Records from a collection:
----------
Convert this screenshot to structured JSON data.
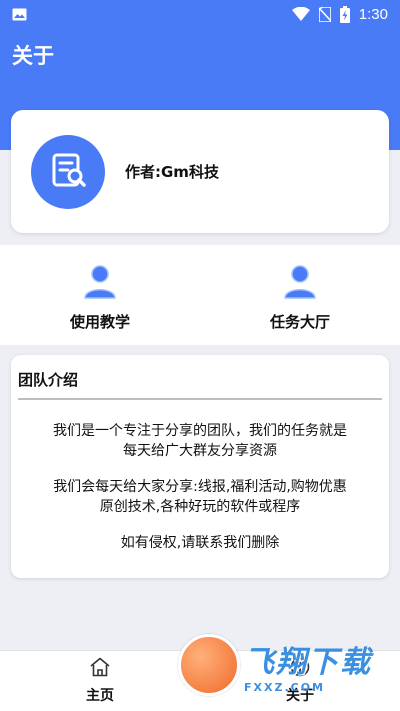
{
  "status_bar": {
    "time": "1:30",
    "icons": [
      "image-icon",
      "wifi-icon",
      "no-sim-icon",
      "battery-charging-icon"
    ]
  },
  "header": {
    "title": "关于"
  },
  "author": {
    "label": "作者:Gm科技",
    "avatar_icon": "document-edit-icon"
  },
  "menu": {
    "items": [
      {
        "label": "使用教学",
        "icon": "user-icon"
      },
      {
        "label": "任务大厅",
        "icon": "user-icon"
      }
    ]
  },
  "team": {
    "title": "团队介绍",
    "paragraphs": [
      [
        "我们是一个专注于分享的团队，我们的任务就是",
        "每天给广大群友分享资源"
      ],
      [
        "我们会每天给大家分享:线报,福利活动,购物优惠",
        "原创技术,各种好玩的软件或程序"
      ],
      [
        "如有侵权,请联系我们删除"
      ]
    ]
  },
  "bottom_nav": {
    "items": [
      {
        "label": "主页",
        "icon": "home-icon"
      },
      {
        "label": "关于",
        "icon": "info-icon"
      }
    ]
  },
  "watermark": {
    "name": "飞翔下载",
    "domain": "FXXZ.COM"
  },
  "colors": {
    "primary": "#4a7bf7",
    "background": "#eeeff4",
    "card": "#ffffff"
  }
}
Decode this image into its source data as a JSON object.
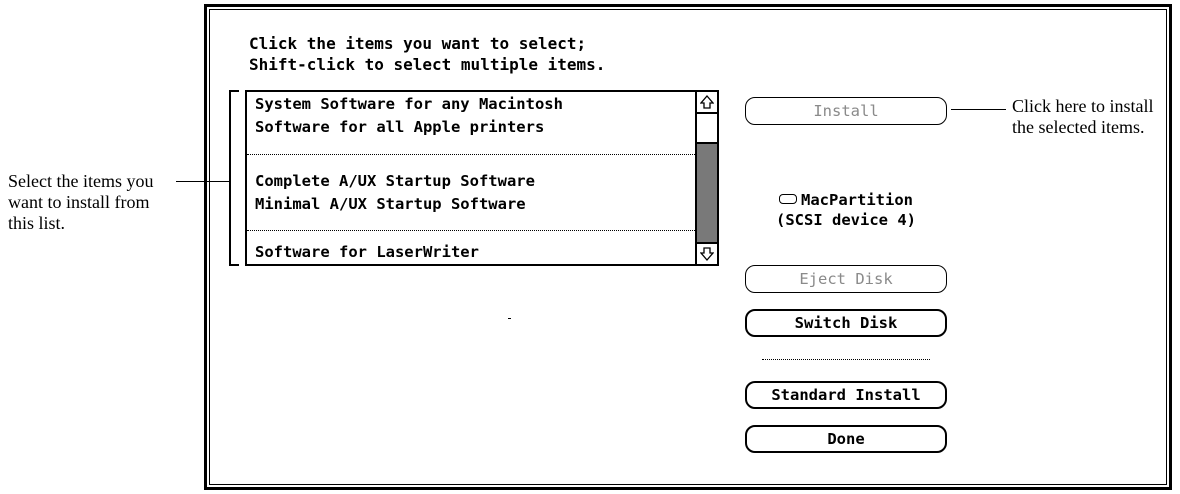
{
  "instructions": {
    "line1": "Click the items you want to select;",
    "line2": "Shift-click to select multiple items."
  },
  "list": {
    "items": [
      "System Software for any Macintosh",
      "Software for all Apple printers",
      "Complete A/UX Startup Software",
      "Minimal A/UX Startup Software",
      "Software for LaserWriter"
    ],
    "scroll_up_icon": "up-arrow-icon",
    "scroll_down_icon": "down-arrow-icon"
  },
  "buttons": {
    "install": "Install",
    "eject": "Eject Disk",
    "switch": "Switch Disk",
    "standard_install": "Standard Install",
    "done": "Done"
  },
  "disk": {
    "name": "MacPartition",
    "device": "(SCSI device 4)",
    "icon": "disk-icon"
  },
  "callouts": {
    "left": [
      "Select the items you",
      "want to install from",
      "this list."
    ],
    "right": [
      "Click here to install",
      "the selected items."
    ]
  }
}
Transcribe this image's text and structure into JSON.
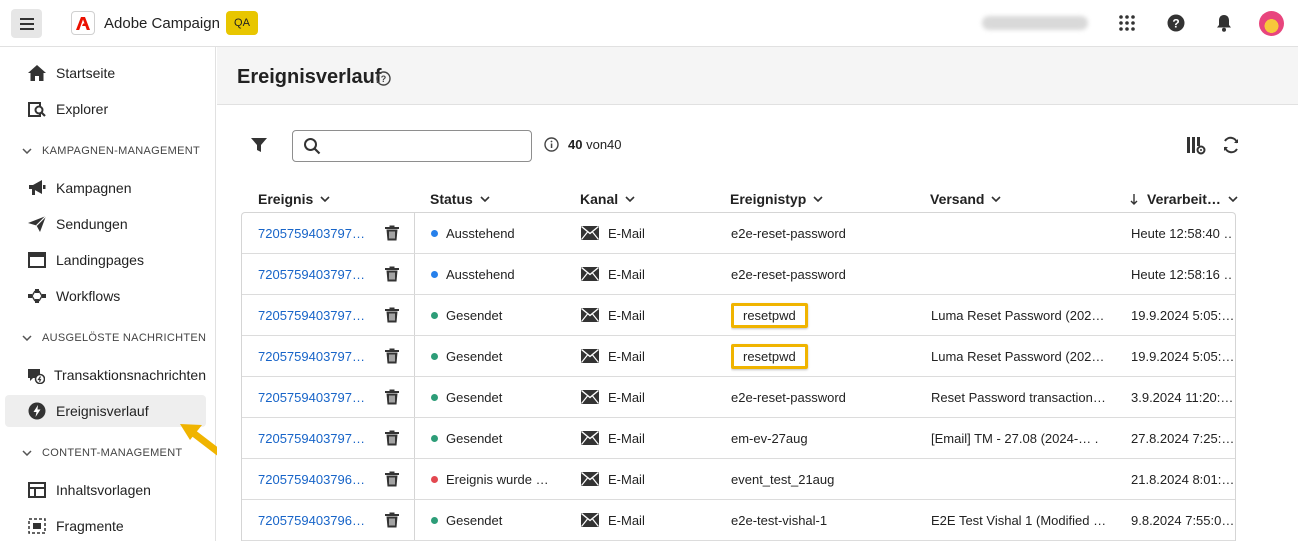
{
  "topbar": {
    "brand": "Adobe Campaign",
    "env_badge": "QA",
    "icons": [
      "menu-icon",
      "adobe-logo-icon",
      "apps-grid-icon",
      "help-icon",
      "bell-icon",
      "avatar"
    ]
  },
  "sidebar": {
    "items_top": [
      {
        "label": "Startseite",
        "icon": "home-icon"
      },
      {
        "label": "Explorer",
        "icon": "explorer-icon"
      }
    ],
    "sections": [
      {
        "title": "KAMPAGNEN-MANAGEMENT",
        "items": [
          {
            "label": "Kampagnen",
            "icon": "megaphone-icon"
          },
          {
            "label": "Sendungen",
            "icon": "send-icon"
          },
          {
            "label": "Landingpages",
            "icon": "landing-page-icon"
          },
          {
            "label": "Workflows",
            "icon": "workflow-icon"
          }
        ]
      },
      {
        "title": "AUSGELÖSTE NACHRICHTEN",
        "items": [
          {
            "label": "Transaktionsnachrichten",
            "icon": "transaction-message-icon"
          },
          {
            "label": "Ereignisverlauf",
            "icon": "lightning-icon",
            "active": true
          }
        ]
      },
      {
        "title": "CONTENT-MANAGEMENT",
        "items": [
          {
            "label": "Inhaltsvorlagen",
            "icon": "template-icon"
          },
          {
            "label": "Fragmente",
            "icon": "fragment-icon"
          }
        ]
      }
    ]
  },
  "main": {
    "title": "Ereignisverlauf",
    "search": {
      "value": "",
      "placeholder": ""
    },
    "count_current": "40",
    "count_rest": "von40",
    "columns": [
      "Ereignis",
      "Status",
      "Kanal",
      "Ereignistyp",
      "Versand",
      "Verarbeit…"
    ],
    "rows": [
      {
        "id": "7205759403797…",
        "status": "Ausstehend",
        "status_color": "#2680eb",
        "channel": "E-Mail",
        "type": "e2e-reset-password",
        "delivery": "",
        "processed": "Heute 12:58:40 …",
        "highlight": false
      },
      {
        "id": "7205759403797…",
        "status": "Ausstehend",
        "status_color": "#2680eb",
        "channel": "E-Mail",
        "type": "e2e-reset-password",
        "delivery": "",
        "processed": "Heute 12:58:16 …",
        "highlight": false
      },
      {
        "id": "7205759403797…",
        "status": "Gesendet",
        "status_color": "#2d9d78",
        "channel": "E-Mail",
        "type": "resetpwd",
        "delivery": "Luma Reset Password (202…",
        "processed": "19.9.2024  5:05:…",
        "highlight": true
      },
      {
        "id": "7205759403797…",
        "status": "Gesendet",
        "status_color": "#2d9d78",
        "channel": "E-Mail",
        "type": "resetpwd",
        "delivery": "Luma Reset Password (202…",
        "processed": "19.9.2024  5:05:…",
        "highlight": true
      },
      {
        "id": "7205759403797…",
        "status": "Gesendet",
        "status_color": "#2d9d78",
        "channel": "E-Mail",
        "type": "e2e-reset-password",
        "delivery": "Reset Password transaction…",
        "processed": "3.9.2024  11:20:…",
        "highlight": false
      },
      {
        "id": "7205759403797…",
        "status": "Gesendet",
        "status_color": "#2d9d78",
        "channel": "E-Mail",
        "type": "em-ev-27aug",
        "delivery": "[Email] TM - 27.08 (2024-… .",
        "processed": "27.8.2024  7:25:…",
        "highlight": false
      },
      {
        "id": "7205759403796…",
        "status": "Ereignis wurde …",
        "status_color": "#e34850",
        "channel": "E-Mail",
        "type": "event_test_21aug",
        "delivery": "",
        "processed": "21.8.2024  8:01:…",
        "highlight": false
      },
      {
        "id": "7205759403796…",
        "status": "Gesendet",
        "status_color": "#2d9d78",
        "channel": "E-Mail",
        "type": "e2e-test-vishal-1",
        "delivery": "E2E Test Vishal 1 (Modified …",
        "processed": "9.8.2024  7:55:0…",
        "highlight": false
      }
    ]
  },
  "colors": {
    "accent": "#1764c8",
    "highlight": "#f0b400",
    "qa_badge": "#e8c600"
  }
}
----------
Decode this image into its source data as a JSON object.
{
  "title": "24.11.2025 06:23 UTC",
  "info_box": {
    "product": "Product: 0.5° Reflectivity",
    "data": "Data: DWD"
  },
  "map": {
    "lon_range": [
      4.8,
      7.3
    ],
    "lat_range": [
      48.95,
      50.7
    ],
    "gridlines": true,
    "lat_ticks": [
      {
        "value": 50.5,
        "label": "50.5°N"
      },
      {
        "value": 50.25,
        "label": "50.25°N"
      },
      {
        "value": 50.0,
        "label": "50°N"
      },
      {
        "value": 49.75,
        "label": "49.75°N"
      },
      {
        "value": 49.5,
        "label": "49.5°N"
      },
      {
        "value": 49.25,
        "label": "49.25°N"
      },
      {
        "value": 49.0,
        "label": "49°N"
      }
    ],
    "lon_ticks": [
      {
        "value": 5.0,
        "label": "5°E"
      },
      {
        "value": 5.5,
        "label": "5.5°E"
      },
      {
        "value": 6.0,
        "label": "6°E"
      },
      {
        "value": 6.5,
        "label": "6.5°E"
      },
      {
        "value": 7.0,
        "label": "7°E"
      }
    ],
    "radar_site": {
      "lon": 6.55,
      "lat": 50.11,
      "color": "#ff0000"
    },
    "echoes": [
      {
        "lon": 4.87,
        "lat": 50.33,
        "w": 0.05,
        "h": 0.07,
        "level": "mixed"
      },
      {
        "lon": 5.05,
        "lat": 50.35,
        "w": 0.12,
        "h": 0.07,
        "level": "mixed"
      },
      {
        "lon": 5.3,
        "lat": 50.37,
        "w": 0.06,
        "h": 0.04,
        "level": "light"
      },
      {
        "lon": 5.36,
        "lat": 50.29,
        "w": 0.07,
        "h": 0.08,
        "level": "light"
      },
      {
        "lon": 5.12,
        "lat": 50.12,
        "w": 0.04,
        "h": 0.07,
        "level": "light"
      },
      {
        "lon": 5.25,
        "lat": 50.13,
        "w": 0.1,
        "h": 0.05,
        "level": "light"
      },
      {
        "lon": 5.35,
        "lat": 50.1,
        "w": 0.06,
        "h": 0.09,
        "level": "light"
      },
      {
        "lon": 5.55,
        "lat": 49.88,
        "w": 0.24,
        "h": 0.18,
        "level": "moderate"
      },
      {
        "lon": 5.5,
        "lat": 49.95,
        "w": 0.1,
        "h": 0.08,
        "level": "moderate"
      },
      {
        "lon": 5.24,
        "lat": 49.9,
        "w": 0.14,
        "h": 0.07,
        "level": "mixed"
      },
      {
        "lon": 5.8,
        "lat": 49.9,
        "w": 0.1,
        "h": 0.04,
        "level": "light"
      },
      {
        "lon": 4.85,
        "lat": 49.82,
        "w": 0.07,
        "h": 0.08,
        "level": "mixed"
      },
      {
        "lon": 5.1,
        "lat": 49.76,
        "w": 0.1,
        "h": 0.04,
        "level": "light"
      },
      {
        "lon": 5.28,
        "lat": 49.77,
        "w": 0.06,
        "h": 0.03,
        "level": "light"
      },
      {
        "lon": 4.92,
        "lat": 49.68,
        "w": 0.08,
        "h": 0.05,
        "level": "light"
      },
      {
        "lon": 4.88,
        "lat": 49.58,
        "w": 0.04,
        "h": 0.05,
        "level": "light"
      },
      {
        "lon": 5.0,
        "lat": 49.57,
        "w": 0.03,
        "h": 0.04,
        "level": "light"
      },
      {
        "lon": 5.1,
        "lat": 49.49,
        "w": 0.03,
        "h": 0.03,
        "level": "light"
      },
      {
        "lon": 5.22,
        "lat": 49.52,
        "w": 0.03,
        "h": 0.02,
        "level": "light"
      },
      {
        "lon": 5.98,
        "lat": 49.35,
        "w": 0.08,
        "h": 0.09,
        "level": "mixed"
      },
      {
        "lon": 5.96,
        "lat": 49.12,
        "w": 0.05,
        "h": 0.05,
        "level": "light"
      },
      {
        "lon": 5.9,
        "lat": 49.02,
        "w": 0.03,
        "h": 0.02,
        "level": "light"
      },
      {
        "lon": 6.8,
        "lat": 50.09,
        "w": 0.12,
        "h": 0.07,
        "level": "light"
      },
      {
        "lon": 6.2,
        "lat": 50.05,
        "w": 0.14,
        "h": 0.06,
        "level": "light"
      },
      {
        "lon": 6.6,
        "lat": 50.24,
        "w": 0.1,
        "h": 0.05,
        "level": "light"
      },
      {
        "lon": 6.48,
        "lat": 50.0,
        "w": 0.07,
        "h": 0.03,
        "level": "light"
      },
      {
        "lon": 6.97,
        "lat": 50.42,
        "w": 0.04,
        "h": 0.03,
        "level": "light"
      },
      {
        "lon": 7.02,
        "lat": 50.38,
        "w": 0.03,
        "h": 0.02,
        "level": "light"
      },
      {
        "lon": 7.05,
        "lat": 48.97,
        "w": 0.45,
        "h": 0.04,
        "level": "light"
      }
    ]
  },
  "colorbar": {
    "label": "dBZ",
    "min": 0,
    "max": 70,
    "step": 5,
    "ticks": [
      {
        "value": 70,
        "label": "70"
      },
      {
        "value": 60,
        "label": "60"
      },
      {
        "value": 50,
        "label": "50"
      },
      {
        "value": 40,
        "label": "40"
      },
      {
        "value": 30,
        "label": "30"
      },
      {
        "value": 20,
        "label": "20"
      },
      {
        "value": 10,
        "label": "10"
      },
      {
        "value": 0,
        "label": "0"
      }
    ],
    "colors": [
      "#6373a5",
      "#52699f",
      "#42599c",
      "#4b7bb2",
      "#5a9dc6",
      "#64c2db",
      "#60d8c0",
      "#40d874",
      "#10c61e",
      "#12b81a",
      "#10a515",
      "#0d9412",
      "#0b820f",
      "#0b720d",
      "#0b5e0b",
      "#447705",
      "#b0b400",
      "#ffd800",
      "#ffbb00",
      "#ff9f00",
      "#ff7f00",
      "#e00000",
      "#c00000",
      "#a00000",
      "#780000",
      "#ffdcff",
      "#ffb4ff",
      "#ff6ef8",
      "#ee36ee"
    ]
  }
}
----------
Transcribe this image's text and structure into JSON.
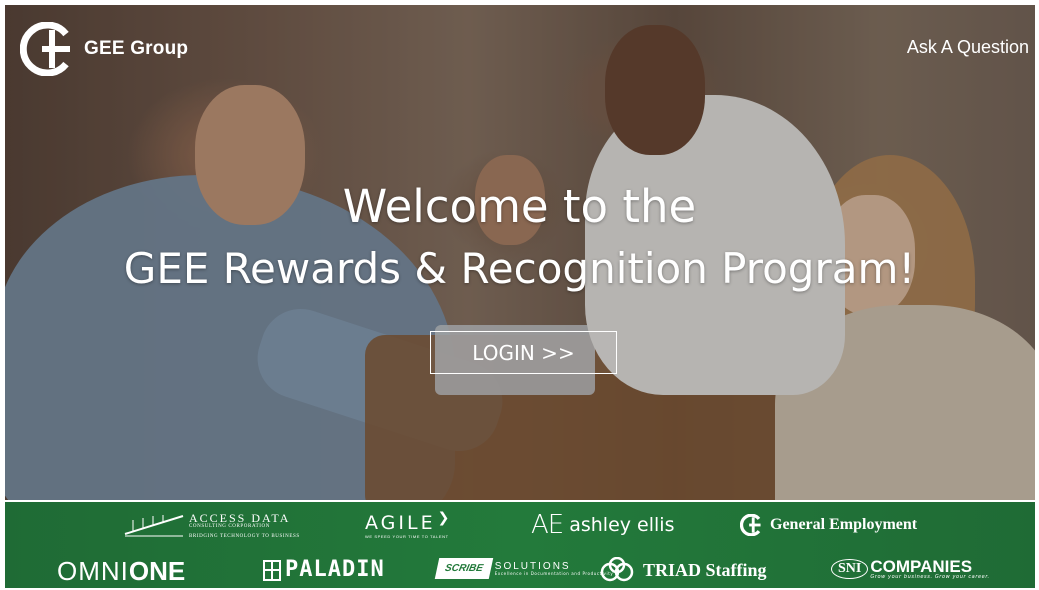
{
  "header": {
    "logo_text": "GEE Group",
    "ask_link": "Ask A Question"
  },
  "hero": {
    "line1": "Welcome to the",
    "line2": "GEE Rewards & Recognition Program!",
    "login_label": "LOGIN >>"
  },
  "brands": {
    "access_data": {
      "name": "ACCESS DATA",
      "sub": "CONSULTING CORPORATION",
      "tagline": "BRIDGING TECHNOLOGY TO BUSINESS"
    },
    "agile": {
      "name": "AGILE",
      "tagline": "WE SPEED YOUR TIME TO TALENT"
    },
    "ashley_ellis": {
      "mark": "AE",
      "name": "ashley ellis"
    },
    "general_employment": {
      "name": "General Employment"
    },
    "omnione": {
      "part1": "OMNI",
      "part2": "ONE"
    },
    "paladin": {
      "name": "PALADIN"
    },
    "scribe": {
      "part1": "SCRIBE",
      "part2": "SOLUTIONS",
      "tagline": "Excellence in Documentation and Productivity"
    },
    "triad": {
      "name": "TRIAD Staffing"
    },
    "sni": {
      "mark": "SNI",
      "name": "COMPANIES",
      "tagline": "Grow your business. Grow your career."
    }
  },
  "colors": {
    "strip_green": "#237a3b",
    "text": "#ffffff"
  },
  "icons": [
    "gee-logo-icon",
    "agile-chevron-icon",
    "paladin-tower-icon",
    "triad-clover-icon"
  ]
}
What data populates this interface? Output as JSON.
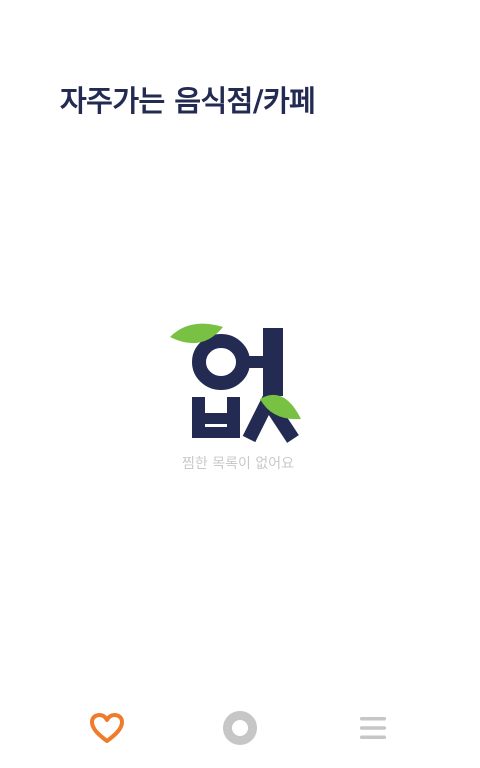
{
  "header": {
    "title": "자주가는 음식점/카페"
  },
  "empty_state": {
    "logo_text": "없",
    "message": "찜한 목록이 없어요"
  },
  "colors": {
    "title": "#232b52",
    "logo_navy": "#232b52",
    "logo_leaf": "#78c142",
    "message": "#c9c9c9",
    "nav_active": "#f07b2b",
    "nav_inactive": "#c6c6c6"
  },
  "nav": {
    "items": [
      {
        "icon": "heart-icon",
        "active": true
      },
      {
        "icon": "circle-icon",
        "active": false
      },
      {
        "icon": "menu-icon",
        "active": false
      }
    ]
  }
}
----------
• **YOUR TASK**:
Looking at the records above, tally the lines holding "name" and reply with that number only.

• **RESULT OF THIS EXERCISE**:
9